What to do –
Pull out every line with the word "的错误方法" from the entries below.

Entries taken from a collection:
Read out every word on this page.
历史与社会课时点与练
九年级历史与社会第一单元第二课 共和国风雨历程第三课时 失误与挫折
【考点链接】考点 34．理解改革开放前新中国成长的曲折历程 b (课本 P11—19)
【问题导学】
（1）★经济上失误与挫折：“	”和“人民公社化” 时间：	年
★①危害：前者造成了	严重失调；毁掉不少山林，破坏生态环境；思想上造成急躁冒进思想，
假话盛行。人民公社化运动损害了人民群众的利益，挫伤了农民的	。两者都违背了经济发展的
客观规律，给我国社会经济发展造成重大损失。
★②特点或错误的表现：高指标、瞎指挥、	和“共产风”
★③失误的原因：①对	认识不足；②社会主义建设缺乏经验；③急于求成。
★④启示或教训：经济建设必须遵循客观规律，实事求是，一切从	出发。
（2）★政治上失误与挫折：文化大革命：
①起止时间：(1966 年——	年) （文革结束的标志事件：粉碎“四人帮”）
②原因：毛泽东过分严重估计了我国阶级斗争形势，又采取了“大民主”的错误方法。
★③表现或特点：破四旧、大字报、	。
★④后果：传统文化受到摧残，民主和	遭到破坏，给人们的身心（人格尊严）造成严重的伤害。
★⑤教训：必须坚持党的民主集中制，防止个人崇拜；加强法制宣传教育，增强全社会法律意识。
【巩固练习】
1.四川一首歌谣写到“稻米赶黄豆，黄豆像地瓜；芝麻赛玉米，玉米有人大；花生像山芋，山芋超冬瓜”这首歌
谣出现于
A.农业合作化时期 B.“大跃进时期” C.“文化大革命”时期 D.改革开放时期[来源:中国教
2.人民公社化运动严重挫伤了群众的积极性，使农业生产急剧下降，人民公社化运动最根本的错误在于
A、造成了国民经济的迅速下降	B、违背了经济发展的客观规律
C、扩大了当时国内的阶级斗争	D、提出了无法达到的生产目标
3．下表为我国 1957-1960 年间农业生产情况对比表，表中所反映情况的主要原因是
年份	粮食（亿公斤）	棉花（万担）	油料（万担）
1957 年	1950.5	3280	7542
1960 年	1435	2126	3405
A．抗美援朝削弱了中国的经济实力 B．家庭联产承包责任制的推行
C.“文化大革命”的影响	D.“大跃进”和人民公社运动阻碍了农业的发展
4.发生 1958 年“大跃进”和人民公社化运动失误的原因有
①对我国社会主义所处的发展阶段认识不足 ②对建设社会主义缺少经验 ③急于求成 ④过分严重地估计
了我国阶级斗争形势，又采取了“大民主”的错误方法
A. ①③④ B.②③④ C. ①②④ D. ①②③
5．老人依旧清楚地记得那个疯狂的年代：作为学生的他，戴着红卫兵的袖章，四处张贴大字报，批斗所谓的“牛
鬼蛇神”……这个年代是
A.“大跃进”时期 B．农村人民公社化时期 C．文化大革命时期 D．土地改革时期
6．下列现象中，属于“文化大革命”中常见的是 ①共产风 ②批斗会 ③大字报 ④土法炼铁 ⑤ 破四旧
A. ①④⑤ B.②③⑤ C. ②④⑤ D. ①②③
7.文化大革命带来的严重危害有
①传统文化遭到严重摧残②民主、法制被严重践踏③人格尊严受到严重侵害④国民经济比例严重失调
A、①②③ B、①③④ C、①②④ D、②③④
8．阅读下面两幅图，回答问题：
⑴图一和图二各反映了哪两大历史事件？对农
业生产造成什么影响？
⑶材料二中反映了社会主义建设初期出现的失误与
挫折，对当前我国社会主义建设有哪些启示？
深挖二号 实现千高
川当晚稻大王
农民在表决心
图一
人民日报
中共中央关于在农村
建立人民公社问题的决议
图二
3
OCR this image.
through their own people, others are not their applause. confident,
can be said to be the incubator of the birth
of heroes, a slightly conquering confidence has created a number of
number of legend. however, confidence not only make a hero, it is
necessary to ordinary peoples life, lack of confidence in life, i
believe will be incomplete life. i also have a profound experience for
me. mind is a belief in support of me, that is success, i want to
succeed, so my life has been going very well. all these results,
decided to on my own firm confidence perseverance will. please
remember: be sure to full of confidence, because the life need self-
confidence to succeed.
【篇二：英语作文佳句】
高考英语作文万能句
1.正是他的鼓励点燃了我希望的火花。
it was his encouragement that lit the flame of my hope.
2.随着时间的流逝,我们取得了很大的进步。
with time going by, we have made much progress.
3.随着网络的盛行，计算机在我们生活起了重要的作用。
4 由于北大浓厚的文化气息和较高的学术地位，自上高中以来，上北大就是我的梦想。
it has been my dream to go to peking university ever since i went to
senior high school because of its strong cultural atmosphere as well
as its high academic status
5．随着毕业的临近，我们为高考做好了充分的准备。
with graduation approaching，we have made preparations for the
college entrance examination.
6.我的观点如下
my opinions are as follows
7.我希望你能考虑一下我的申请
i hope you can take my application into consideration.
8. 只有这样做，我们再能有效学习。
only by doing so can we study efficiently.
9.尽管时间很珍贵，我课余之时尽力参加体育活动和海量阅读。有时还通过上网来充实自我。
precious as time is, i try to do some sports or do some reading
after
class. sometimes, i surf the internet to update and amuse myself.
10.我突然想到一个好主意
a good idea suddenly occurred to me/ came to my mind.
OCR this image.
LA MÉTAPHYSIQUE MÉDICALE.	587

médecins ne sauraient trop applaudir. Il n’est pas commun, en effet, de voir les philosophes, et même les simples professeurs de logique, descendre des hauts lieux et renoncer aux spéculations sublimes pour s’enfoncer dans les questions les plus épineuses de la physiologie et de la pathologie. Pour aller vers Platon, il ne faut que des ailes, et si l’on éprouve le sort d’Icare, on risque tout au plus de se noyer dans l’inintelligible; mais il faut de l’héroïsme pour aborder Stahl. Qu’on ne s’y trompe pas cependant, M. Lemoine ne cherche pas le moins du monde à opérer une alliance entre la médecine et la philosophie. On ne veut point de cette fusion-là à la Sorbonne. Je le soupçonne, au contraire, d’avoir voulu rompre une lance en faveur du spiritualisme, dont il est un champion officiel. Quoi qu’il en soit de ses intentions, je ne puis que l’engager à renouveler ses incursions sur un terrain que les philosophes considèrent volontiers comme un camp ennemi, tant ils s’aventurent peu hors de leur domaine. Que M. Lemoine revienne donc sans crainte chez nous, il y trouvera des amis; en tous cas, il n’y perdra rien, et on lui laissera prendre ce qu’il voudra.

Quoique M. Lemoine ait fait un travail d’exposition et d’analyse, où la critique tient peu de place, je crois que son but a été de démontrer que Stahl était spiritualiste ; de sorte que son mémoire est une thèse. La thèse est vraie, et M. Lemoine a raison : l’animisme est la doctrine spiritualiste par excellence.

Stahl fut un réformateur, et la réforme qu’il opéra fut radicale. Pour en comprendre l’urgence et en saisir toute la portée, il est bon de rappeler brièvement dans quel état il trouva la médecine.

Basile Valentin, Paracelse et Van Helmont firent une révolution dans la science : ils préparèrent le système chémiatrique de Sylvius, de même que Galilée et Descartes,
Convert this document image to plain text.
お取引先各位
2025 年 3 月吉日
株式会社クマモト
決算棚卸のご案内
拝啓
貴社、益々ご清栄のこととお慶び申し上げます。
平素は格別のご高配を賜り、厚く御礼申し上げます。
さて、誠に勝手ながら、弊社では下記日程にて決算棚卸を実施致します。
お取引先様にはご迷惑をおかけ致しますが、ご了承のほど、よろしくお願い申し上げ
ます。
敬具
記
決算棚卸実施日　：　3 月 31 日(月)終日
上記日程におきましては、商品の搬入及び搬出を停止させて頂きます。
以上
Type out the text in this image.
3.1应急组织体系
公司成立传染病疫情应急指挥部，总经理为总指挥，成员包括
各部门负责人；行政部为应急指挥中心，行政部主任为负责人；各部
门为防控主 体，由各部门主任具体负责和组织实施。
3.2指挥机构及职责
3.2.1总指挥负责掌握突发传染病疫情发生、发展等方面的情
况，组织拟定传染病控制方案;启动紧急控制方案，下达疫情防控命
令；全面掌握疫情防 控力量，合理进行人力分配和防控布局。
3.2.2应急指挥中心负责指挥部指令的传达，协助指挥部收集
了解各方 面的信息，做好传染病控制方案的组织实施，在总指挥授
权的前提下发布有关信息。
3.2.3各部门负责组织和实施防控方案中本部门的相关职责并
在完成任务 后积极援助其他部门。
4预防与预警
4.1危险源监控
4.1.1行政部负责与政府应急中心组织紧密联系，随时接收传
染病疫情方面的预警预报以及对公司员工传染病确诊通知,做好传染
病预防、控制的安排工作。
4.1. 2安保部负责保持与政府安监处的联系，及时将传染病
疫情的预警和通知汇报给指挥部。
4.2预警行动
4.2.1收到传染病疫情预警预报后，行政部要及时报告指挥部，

Answer –
②原因：毛泽东过分严重估计了我国阶级斗争形势，又采取了“大民主”的错误方法。
了我国阶级斗争形势，又采取了“大民主”的错误方法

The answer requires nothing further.